[Directive] Retype the material that follows, keeping every word as it is.

Dataset listings of figures
>> begin

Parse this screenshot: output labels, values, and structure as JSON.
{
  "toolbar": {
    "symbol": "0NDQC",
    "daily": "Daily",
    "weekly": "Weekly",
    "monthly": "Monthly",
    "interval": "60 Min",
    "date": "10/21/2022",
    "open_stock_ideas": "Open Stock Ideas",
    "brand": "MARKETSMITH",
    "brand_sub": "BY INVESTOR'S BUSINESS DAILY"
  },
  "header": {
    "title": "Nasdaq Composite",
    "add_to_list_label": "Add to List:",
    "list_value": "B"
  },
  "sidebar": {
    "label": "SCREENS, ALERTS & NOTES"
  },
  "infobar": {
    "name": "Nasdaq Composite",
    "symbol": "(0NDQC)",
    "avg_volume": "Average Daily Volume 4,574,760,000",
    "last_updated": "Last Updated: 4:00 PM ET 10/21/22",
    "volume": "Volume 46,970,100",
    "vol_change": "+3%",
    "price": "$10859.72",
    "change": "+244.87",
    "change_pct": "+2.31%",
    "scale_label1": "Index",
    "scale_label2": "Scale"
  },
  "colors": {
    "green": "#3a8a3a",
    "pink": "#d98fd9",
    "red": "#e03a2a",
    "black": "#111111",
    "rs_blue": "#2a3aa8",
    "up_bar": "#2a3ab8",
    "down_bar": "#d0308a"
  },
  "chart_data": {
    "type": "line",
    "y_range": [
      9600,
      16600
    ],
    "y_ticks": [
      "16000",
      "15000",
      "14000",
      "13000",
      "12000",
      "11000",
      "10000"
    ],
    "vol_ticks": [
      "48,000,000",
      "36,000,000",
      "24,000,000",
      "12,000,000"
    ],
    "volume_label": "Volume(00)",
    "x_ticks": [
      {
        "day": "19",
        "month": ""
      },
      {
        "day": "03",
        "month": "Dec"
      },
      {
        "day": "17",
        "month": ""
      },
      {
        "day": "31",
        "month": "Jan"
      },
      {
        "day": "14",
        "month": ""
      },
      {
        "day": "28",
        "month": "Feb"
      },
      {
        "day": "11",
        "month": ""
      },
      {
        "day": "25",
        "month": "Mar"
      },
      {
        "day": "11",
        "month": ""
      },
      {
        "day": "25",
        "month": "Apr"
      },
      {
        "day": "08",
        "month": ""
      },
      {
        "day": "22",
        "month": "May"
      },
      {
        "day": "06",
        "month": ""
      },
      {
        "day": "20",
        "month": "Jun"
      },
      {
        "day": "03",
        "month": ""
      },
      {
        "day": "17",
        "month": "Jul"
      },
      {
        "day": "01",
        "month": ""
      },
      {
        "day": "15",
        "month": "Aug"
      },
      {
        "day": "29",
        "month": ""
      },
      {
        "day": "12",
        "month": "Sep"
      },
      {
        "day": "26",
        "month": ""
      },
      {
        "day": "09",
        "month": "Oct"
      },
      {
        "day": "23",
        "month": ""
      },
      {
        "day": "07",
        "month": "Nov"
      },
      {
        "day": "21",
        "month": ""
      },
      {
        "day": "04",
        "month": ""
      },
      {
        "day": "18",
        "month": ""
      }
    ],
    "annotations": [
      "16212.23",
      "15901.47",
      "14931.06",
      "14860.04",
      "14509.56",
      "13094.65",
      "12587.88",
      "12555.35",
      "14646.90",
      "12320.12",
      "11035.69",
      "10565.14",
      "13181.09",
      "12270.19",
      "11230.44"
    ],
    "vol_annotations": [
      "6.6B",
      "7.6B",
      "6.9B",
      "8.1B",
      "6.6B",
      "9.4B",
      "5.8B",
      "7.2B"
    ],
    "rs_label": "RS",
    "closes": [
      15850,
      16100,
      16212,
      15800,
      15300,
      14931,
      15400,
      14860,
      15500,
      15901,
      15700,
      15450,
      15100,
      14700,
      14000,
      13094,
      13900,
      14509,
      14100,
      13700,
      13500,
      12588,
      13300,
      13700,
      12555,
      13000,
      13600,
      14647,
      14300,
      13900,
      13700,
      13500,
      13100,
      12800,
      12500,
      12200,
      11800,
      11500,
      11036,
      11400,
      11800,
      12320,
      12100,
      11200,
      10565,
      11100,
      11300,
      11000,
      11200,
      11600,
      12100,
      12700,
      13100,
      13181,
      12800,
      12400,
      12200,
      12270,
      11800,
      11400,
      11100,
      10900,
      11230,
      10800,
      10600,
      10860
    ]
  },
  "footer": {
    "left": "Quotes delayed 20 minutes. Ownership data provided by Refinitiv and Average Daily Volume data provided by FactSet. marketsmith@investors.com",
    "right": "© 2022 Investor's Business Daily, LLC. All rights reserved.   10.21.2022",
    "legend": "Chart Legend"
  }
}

>> end

[The reply]
Parse this screenshot: output labels, values, and structure as JSON.
{
  "toolbar": {
    "symbol": "0NDQC",
    "daily": "Daily",
    "weekly": "Weekly",
    "monthly": "Monthly",
    "interval": "60 Min",
    "date": "10/21/2022",
    "open_stock_ideas": "Open Stock Ideas",
    "brand": "MARKETSMITH",
    "brand_sub": "BY INVESTOR'S BUSINESS DAILY"
  },
  "header": {
    "title": "Nasdaq Composite",
    "add_to_list_label": "Add to List:",
    "list_value": "B"
  },
  "sidebar": {
    "label": "SCREENS, ALERTS & NOTES"
  },
  "infobar": {
    "name": "Nasdaq Composite",
    "symbol": "(0NDQC)",
    "avg_volume": "Average Daily Volume 4,574,760,000",
    "last_updated": "Last Updated: 4:00 PM ET 10/21/22",
    "volume": "Volume 46,970,100",
    "vol_change": "+3%",
    "price": "$10859.72",
    "change": "+244.87",
    "change_pct": "+2.31%",
    "scale_label1": "Index",
    "scale_label2": "Scale"
  },
  "colors": {
    "green": "#3a8a3a",
    "pink": "#d98fd9",
    "red": "#e03a2a",
    "black": "#111111",
    "rs_blue": "#2a3aa8",
    "up_bar": "#2a3ab8",
    "down_bar": "#d0308a"
  },
  "chart_data": {
    "type": "line",
    "y_range": [
      9600,
      16600
    ],
    "y_ticks": [
      "16000",
      "15000",
      "14000",
      "13000",
      "12000",
      "11000",
      "10000"
    ],
    "vol_ticks": [
      "48,000,000",
      "36,000,000",
      "24,000,000",
      "12,000,000"
    ],
    "volume_label": "Volume(00)",
    "x_ticks": [
      {
        "day": "19",
        "month": ""
      },
      {
        "day": "03",
        "month": "Dec"
      },
      {
        "day": "17",
        "month": ""
      },
      {
        "day": "31",
        "month": "Jan"
      },
      {
        "day": "14",
        "month": ""
      },
      {
        "day": "28",
        "month": "Feb"
      },
      {
        "day": "11",
        "month": ""
      },
      {
        "day": "25",
        "month": "Mar"
      },
      {
        "day": "11",
        "month": ""
      },
      {
        "day": "25",
        "month": "Apr"
      },
      {
        "day": "08",
        "month": ""
      },
      {
        "day": "22",
        "month": "May"
      },
      {
        "day": "06",
        "month": ""
      },
      {
        "day": "20",
        "month": "Jun"
      },
      {
        "day": "03",
        "month": ""
      },
      {
        "day": "17",
        "month": "Jul"
      },
      {
        "day": "01",
        "month": ""
      },
      {
        "day": "15",
        "month": "Aug"
      },
      {
        "day": "29",
        "month": ""
      },
      {
        "day": "12",
        "month": "Sep"
      },
      {
        "day": "26",
        "month": ""
      },
      {
        "day": "09",
        "month": "Oct"
      },
      {
        "day": "23",
        "month": ""
      },
      {
        "day": "07",
        "month": "Nov"
      },
      {
        "day": "21",
        "month": ""
      },
      {
        "day": "04",
        "month": ""
      },
      {
        "day": "18",
        "month": ""
      }
    ],
    "annotations": [
      "16212.23",
      "15901.47",
      "14931.06",
      "14860.04",
      "14509.56",
      "13094.65",
      "12587.88",
      "12555.35",
      "14646.90",
      "12320.12",
      "11035.69",
      "10565.14",
      "13181.09",
      "12270.19",
      "11230.44"
    ],
    "vol_annotations": [
      "6.6B",
      "7.6B",
      "6.9B",
      "8.1B",
      "6.6B",
      "9.4B",
      "5.8B",
      "7.2B"
    ],
    "rs_label": "RS",
    "closes": [
      15850,
      16100,
      16212,
      15800,
      15300,
      14931,
      15400,
      14860,
      15500,
      15901,
      15700,
      15450,
      15100,
      14700,
      14000,
      13094,
      13900,
      14509,
      14100,
      13700,
      13500,
      12588,
      13300,
      13700,
      12555,
      13000,
      13600,
      14647,
      14300,
      13900,
      13700,
      13500,
      13100,
      12800,
      12500,
      12200,
      11800,
      11500,
      11036,
      11400,
      11800,
      12320,
      12100,
      11200,
      10565,
      11100,
      11300,
      11000,
      11200,
      11600,
      12100,
      12700,
      13100,
      13181,
      12800,
      12400,
      12200,
      12270,
      11800,
      11400,
      11100,
      10900,
      11230,
      10800,
      10600,
      10860
    ]
  },
  "footer": {
    "left": "Quotes delayed 20 minutes. Ownership data provided by Refinitiv and Average Daily Volume data provided by FactSet. marketsmith@investors.com",
    "right": "© 2022 Investor's Business Daily, LLC. All rights reserved.   10.21.2022",
    "legend": "Chart Legend"
  }
}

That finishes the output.